Selected excerpt

And they do so in very committed way — they die and disappear. Check outside your home tonight and if there is quiet — aside from South Africa’s national anthem, the Wail of Sirens — where the evening chorus usually strikes up, there is something badly wrong with where you live.

I live on a ridge in Roodepoort, so I don’t normally hear the frog song, but down in the valley near my brother’s home there is a nightly chorus to rival Oppikoppi. Or at least there should be. He hasn’t heard more than an occasional ribbit for weeks. And that’s with all the rain we’ve had.

Something is wrong.

And next to follow are the predators that eat the froggies. Not French chefs, but the herons, storks, kingfishers and snakes. If you haven’t seen an egret or the normally ubiquitous greyheaded heron for some time, it might be because there are no more froggies in the pond.

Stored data

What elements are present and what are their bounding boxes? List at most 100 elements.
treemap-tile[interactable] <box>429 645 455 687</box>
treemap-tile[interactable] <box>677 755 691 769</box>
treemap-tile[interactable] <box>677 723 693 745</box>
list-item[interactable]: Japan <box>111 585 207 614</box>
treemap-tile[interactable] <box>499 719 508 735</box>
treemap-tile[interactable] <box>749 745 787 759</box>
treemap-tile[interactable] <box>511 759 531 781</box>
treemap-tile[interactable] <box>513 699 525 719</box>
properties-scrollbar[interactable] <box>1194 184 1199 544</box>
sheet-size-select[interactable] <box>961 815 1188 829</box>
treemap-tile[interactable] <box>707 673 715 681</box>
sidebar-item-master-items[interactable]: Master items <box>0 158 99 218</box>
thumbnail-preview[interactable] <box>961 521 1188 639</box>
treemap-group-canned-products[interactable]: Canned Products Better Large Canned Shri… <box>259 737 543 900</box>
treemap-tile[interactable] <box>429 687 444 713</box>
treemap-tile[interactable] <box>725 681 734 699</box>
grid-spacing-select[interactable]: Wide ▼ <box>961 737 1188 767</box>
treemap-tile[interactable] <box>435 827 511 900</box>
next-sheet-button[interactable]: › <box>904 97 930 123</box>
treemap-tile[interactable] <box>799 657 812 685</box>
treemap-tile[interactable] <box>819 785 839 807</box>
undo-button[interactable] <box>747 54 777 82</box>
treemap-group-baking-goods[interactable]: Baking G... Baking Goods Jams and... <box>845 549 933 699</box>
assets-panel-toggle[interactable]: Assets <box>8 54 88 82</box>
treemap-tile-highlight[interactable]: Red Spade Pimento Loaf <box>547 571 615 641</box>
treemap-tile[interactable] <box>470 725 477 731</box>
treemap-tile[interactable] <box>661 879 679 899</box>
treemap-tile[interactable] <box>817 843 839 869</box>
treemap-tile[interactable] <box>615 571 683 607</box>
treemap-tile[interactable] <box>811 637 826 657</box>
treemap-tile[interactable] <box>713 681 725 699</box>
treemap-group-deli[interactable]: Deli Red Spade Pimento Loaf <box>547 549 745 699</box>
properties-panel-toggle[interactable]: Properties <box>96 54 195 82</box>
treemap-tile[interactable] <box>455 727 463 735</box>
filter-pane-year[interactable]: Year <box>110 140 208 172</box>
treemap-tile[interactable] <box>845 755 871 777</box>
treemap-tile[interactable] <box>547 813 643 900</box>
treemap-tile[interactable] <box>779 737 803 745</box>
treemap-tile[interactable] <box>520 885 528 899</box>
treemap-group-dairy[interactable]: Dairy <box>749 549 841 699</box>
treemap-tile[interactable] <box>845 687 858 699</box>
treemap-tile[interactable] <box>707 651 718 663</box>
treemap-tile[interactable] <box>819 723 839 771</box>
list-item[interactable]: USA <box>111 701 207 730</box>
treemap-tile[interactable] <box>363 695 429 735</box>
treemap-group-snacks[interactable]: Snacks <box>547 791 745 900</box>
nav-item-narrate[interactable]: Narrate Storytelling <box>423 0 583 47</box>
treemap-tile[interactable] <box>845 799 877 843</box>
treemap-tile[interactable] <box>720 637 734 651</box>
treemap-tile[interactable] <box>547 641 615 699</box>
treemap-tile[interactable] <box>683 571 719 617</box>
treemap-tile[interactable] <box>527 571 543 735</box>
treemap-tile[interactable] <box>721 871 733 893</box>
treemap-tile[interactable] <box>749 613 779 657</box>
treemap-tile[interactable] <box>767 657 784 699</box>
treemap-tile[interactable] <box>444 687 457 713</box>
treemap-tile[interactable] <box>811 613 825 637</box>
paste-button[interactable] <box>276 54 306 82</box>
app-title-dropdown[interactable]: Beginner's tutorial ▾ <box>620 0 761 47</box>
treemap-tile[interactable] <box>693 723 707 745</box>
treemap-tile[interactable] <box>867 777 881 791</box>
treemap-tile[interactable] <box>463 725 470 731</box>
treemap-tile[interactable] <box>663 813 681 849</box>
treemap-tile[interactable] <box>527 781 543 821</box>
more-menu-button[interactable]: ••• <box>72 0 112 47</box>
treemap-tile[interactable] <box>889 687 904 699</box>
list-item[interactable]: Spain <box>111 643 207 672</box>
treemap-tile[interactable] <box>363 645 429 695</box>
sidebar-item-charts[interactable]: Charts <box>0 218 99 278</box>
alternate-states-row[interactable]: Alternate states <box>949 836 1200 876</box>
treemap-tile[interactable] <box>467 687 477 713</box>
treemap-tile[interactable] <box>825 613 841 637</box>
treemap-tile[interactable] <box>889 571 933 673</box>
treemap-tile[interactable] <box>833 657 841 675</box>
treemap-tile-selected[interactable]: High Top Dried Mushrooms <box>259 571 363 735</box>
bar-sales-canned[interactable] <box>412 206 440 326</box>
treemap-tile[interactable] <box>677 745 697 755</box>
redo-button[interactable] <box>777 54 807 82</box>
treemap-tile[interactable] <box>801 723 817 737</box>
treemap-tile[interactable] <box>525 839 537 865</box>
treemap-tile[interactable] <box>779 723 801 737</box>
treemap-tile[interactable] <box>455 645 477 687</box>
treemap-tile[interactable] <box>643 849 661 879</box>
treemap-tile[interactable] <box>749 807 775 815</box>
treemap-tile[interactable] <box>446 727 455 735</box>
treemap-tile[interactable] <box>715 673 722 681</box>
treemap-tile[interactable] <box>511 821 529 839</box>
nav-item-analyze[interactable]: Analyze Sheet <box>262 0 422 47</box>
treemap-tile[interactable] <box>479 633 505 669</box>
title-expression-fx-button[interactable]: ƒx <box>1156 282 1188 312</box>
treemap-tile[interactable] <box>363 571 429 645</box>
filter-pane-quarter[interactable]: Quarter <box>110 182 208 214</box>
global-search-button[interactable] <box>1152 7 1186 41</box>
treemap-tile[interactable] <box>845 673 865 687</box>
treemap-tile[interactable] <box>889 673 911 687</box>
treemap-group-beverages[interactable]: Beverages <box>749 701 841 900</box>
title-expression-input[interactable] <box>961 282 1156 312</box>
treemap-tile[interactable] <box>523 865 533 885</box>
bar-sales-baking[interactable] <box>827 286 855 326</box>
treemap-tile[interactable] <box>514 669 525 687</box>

Exercise A
In the excerpt about the silent frog chorus, where does the writer live?
Exercise B
Express the records as a numbered list, starting at the beginning of the records and going on through the line that contains "treemap-tile[interactable] <box>511 759", and leave out any blank lines.
The text and the records are separate, unrelated material.

Output A
On a ridge in Roodepoort.

Output B
1. What elements are present and what are their bounding boxes? List at most 100 elements.
2. treemap-tile[interactable] <box>429 645 455 687</box>
3. treemap-tile[interactable] <box>677 755 691 769</box>
4. treemap-tile[interactable] <box>677 723 693 745</box>
5. list-item[interactable]: Japan <box>111 585 207 614</box>
6. treemap-tile[interactable] <box>499 719 508 735</box>
7. treemap-tile[interactable] <box>749 745 787 759</box>
8. treemap-tile[interactable] <box>511 759 531 781</box>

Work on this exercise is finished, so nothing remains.